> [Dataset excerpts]
------------------------------------

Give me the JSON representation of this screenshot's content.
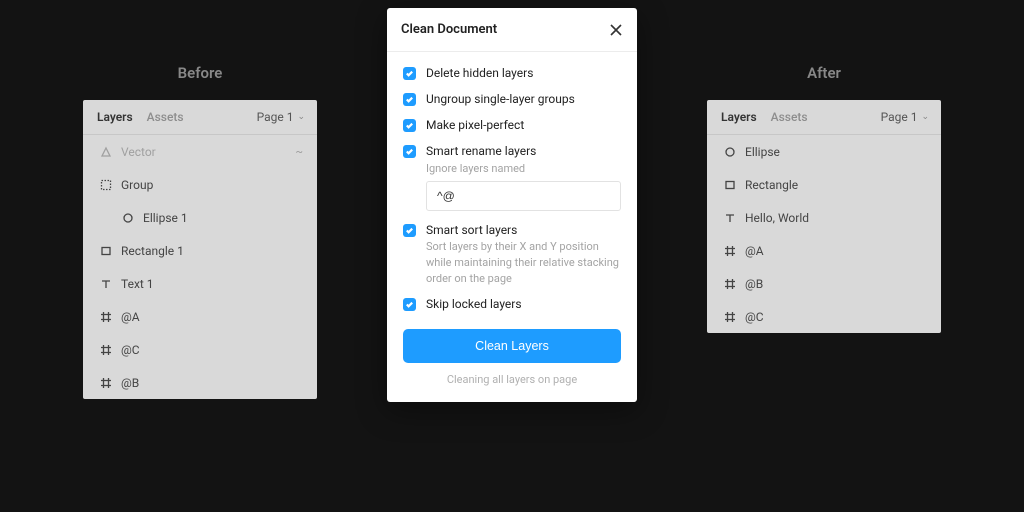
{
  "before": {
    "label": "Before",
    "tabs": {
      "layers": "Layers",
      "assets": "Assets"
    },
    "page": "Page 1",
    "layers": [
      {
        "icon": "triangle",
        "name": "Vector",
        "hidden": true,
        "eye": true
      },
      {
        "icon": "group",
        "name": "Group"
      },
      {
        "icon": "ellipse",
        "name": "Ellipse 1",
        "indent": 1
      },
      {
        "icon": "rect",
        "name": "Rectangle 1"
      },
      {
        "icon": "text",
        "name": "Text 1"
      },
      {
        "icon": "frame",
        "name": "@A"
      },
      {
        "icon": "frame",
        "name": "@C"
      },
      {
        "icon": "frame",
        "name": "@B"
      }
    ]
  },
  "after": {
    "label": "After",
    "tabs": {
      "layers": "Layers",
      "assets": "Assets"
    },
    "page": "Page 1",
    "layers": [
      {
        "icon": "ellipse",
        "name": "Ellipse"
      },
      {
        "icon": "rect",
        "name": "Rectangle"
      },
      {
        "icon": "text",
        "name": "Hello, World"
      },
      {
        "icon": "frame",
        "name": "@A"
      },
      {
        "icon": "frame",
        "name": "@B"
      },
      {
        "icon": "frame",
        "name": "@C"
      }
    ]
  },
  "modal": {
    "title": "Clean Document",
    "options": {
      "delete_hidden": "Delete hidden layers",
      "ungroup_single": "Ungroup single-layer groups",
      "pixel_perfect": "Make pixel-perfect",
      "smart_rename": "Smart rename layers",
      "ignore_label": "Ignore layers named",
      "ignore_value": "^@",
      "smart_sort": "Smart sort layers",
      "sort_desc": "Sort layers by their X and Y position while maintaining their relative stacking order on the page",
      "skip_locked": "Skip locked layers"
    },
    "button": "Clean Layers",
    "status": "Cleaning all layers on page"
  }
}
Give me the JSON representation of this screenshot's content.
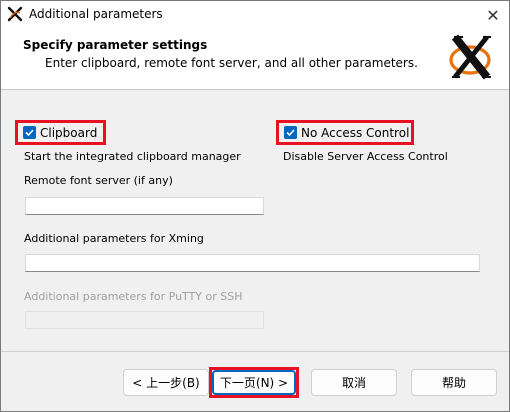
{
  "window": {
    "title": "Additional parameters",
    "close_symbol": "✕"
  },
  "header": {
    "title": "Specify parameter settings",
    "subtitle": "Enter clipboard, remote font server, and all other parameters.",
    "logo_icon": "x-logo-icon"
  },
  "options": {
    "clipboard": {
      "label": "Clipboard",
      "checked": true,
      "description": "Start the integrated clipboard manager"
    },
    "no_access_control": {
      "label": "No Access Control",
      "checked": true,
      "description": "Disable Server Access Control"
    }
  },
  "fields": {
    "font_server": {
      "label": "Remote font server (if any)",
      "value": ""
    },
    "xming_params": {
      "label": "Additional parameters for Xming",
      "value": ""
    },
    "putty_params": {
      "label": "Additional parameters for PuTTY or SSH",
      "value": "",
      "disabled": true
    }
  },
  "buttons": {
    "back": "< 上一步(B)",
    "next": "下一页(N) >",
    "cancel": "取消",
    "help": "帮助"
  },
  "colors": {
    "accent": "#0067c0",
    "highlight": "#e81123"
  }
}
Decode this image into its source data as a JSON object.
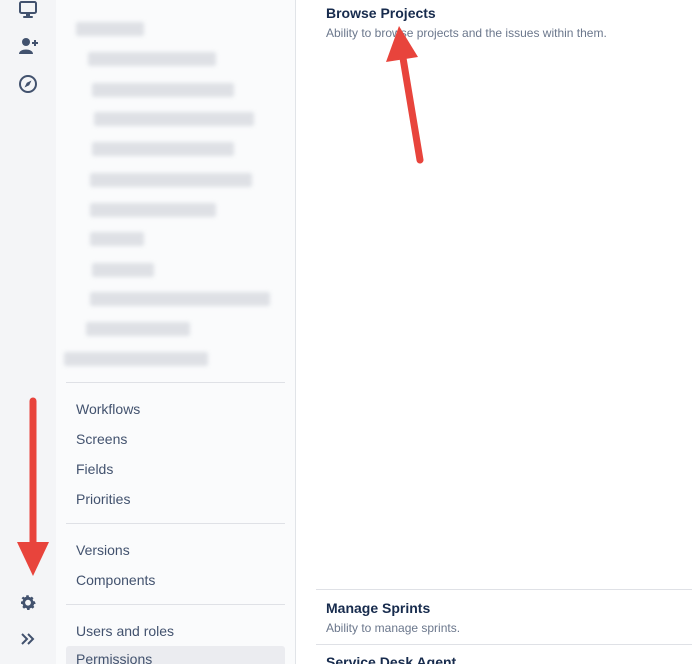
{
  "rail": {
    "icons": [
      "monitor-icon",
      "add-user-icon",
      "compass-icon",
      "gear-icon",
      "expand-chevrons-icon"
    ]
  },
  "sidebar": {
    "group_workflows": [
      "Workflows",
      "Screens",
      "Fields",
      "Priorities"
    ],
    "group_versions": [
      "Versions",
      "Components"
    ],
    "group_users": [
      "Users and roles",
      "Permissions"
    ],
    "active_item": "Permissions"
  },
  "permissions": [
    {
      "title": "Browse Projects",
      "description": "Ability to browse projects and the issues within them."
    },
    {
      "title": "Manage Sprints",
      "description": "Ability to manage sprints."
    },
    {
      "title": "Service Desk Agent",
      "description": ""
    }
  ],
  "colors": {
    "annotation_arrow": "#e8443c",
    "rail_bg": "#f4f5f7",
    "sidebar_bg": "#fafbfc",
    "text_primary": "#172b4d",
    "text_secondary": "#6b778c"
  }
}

------------------------------------

> [Written task]
Quote the data above in full and without alteration; skip the pictures.

> [Output of the exercise]
Give me the JSON representation of this screenshot's content.
{
  "before": {
    "label": "Before",
    "tabs": {
      "layers": "Layers",
      "assets": "Assets"
    },
    "page": "Page 1",
    "layers": [
      {
        "icon": "triangle",
        "name": "Vector",
        "hidden": true,
        "eye": true
      },
      {
        "icon": "group",
        "name": "Group"
      },
      {
        "icon": "ellipse",
        "name": "Ellipse 1",
        "indent": 1
      },
      {
        "icon": "rect",
        "name": "Rectangle 1"
      },
      {
        "icon": "text",
        "name": "Text 1"
      },
      {
        "icon": "frame",
        "name": "@A"
      },
      {
        "icon": "frame",
        "name": "@C"
      },
      {
        "icon": "frame",
        "name": "@B"
      }
    ]
  },
  "after": {
    "label": "After",
    "tabs": {
      "layers": "Layers",
      "assets": "Assets"
    },
    "page": "Page 1",
    "layers": [
      {
        "icon": "ellipse",
        "name": "Ellipse"
      },
      {
        "icon": "rect",
        "name": "Rectangle"
      },
      {
        "icon": "text",
        "name": "Hello, World"
      },
      {
        "icon": "frame",
        "name": "@A"
      },
      {
        "icon": "frame",
        "name": "@B"
      },
      {
        "icon": "frame",
        "name": "@C"
      }
    ]
  },
  "modal": {
    "title": "Clean Document",
    "options": {
      "delete_hidden": "Delete hidden layers",
      "ungroup_single": "Ungroup single-layer groups",
      "pixel_perfect": "Make pixel-perfect",
      "smart_rename": "Smart rename layers",
      "ignore_label": "Ignore layers named",
      "ignore_value": "^@",
      "smart_sort": "Smart sort layers",
      "sort_desc": "Sort layers by their X and Y position while maintaining their relative stacking order on the page",
      "skip_locked": "Skip locked layers"
    },
    "button": "Clean Layers",
    "status": "Cleaning all layers on page"
  }
}
Give me the JSON representation of this screenshot's content.
{
  "window": {
    "title": "Additional parameters",
    "close_symbol": "✕"
  },
  "header": {
    "title": "Specify parameter settings",
    "subtitle": "Enter clipboard, remote font server, and all other parameters.",
    "logo_icon": "x-logo-icon"
  },
  "options": {
    "clipboard": {
      "label": "Clipboard",
      "checked": true,
      "description": "Start the integrated clipboard manager"
    },
    "no_access_control": {
      "label": "No Access Control",
      "checked": true,
      "description": "Disable Server Access Control"
    }
  },
  "fields": {
    "font_server": {
      "label": "Remote font server (if any)",
      "value": ""
    },
    "xming_params": {
      "label": "Additional parameters for Xming",
      "value": ""
    },
    "putty_params": {
      "label": "Additional parameters for PuTTY or SSH",
      "value": "",
      "disabled": true
    }
  },
  "buttons": {
    "back": "< 上一步(B)",
    "next": "下一页(N) >",
    "cancel": "取消",
    "help": "帮助"
  },
  "colors": {
    "accent": "#0067c0",
    "highlight": "#e81123"
  }
}
Decode this image into its source data as a JSON object.
{
  "rail": {
    "icons": [
      "monitor-icon",
      "add-user-icon",
      "compass-icon",
      "gear-icon",
      "expand-chevrons-icon"
    ]
  },
  "sidebar": {
    "group_workflows": [
      "Workflows",
      "Screens",
      "Fields",
      "Priorities"
    ],
    "group_versions": [
      "Versions",
      "Components"
    ],
    "group_users": [
      "Users and roles",
      "Permissions"
    ],
    "active_item": "Permissions"
  },
  "permissions": [
    {
      "title": "Browse Projects",
      "description": "Ability to browse projects and the issues within them."
    },
    {
      "title": "Manage Sprints",
      "description": "Ability to manage sprints."
    },
    {
      "title": "Service Desk Agent",
      "description": ""
    }
  ],
  "colors": {
    "annotation_arrow": "#e8443c",
    "rail_bg": "#f4f5f7",
    "sidebar_bg": "#fafbfc",
    "text_primary": "#172b4d",
    "text_secondary": "#6b778c"
  }
}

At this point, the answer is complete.